··· Data records

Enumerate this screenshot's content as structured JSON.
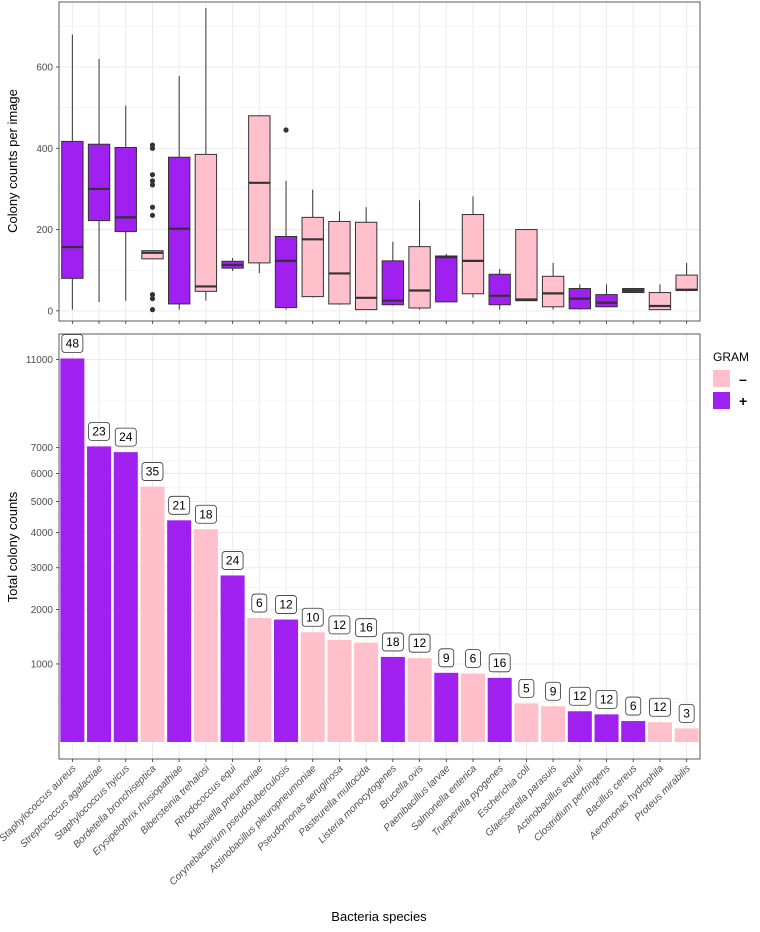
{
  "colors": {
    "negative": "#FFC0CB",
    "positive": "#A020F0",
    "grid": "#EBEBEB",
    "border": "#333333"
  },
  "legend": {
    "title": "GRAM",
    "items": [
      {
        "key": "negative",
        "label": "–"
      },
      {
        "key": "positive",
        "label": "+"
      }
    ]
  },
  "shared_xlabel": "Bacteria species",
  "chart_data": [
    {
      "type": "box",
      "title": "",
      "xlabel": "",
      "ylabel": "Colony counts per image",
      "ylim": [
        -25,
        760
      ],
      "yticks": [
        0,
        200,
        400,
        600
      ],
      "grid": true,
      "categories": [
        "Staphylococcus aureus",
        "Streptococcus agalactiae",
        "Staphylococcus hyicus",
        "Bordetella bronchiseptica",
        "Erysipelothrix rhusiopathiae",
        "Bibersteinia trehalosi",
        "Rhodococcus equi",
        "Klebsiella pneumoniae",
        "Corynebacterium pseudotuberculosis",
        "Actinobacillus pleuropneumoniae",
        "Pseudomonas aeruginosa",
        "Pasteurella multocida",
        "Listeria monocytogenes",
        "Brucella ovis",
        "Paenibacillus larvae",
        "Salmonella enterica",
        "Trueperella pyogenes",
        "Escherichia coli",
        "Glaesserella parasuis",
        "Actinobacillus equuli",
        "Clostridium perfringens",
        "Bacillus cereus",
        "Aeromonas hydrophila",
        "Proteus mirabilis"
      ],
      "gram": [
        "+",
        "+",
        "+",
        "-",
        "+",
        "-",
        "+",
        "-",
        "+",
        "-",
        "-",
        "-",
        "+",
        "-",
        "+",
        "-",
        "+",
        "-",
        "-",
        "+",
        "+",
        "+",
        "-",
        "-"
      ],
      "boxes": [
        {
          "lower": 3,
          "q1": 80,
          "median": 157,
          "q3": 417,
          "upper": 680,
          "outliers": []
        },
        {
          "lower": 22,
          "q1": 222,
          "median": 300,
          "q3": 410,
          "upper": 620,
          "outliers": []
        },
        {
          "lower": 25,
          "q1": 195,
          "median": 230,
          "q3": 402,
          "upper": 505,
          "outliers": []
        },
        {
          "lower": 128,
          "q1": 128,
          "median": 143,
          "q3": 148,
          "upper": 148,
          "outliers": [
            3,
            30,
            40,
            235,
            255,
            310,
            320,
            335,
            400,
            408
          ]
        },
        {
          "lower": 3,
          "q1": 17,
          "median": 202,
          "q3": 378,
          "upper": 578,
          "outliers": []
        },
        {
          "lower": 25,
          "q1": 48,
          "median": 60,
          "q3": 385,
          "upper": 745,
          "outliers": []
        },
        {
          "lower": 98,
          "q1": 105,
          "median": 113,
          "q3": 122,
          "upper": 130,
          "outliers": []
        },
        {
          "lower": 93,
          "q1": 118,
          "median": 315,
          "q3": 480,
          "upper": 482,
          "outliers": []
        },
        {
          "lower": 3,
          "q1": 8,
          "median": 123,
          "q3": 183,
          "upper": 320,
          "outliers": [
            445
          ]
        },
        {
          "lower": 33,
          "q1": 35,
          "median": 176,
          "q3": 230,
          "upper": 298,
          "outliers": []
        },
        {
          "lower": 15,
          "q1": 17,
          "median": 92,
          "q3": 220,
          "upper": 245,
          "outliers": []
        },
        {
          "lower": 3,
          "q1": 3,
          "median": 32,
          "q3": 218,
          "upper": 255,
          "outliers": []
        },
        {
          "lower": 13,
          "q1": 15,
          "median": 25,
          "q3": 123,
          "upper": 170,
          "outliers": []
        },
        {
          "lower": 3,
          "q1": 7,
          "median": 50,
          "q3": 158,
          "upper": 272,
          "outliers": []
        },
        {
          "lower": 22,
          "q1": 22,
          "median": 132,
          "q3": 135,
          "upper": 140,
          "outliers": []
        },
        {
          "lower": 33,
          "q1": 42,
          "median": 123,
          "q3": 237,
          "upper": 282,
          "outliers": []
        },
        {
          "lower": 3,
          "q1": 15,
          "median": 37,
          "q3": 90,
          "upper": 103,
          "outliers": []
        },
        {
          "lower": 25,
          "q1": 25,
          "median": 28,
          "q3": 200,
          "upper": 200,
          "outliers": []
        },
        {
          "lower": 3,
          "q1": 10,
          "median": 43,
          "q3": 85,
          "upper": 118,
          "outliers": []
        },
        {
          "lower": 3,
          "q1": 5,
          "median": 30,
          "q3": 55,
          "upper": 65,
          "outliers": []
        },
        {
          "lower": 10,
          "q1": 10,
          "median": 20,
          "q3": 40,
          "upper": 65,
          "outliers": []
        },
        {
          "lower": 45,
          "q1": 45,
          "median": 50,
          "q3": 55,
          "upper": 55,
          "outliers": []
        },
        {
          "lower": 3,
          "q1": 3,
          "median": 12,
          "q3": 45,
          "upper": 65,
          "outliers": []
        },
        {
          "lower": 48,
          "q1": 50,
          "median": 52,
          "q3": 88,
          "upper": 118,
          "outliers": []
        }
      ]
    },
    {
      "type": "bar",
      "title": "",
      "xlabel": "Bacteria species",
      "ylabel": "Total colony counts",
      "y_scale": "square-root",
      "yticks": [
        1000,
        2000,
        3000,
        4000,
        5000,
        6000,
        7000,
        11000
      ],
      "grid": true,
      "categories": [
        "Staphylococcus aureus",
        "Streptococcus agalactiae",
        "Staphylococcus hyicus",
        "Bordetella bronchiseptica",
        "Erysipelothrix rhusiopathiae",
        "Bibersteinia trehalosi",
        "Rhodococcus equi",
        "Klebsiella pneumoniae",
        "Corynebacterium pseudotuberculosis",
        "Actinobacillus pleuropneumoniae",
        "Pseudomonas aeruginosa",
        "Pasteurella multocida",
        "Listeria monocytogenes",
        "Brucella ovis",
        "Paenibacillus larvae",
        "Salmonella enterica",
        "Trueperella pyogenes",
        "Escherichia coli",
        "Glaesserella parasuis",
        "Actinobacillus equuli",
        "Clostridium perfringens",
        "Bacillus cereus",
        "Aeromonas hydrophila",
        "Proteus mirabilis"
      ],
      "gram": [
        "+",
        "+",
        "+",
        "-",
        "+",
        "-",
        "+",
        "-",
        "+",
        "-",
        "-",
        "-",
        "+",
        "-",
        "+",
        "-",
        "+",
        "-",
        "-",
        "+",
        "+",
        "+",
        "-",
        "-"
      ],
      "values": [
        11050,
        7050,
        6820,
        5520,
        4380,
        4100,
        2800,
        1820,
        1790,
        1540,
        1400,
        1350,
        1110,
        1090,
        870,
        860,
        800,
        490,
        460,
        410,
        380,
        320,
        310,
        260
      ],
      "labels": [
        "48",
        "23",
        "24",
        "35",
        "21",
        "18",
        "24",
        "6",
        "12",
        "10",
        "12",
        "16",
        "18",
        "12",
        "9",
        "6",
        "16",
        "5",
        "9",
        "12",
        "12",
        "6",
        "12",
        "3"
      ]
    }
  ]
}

······
··· Data records

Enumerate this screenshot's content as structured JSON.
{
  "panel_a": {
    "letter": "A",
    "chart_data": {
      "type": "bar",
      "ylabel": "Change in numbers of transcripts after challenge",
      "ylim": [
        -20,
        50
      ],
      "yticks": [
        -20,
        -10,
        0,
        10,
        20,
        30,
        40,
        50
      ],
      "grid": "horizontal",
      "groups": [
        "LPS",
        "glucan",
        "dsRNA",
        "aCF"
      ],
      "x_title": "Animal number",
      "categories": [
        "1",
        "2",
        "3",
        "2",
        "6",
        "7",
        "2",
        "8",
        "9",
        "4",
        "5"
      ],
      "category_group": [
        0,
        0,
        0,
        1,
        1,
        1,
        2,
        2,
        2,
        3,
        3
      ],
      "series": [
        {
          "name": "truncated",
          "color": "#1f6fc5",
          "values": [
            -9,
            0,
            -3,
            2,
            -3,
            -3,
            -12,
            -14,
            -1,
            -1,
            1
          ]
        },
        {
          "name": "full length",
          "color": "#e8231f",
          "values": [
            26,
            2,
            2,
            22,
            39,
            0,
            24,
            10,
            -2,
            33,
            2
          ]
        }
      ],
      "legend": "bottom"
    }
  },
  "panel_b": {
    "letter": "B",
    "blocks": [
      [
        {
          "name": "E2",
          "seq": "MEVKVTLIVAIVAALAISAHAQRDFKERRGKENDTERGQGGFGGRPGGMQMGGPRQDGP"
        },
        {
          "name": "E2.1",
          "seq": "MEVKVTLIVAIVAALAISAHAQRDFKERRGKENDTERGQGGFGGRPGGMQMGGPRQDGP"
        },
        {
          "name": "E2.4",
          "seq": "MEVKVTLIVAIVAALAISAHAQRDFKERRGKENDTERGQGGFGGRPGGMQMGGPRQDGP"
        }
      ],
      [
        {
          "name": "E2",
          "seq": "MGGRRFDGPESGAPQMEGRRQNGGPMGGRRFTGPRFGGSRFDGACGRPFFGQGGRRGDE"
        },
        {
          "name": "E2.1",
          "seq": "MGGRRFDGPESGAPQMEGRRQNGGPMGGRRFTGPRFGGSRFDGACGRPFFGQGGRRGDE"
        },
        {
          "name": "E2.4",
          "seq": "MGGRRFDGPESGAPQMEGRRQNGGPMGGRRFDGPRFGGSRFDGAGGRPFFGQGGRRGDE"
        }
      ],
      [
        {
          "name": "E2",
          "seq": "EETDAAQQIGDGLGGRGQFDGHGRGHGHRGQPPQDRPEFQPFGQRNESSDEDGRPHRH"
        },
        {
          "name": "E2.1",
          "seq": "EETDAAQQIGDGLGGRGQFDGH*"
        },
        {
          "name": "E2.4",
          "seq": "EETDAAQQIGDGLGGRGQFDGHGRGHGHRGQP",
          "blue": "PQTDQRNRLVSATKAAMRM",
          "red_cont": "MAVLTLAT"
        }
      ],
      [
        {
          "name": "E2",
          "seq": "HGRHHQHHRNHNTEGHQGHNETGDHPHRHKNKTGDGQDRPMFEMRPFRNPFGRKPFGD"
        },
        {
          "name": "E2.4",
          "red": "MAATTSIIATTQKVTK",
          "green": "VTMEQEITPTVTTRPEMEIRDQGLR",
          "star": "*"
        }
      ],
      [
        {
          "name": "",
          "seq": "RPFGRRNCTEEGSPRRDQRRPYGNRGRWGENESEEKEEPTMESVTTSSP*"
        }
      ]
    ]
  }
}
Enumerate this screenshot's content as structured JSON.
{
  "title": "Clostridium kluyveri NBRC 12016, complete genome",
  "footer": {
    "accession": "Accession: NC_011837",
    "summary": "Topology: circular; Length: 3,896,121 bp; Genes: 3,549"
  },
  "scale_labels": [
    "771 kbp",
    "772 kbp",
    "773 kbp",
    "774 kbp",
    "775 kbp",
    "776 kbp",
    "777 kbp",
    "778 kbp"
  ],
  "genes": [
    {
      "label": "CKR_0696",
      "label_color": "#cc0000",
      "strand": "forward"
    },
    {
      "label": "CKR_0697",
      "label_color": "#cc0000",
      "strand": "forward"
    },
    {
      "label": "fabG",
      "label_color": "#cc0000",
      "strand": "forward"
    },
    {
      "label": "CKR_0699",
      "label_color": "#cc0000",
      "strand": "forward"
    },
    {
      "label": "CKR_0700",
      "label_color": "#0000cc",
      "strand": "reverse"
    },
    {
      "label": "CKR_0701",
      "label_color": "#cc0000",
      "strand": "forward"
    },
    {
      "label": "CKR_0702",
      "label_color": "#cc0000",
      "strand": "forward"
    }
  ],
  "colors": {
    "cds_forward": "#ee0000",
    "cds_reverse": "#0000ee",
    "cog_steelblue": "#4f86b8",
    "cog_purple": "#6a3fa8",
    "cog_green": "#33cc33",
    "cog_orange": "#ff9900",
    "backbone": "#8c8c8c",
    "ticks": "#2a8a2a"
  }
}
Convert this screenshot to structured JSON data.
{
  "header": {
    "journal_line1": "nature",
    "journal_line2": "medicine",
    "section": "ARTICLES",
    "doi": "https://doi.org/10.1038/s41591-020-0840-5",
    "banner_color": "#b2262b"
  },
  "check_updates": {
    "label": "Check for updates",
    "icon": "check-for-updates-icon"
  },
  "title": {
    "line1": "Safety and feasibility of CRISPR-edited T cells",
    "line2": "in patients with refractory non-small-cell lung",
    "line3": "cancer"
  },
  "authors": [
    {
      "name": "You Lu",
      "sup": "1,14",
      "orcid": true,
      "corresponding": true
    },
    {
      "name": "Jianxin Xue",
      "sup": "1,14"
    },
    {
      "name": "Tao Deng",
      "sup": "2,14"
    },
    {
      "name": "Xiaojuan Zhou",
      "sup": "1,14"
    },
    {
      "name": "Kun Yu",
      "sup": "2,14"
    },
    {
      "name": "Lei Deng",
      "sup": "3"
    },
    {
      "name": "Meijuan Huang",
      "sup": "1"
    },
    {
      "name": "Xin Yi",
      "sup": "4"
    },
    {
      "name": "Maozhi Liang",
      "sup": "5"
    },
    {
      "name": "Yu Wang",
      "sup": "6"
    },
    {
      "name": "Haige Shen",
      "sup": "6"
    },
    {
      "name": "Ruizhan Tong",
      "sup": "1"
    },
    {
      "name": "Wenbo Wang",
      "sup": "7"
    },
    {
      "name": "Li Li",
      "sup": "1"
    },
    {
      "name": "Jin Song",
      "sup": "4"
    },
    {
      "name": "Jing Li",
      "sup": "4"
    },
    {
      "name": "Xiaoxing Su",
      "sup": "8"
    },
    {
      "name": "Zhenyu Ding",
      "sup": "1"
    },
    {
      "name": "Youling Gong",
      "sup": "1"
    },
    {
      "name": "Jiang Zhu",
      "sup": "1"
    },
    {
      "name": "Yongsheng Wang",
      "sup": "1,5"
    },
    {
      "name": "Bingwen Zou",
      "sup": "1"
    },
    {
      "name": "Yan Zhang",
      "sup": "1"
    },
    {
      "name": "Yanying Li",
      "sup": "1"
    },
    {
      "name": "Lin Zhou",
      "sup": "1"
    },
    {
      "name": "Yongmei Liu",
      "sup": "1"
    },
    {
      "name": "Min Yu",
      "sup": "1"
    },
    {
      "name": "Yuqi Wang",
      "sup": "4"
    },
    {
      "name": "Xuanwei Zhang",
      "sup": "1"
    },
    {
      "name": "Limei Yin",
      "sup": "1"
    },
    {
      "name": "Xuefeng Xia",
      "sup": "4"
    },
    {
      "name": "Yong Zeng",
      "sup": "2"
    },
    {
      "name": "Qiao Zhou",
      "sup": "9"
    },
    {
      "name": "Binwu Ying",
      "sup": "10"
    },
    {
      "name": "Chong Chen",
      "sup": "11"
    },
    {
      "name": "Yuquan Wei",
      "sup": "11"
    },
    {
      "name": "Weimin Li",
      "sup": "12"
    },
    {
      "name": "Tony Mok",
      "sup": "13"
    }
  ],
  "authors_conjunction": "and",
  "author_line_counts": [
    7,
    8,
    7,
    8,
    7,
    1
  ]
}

······

Task directions:
Filter the entries down to the lines with the word "Zhou" in them, and copy those lines.

Completed exercise:
      "name": "Xiaojuan Zhou",
      "name": "Lin Zhou",
      "name": "Qiao Zhou",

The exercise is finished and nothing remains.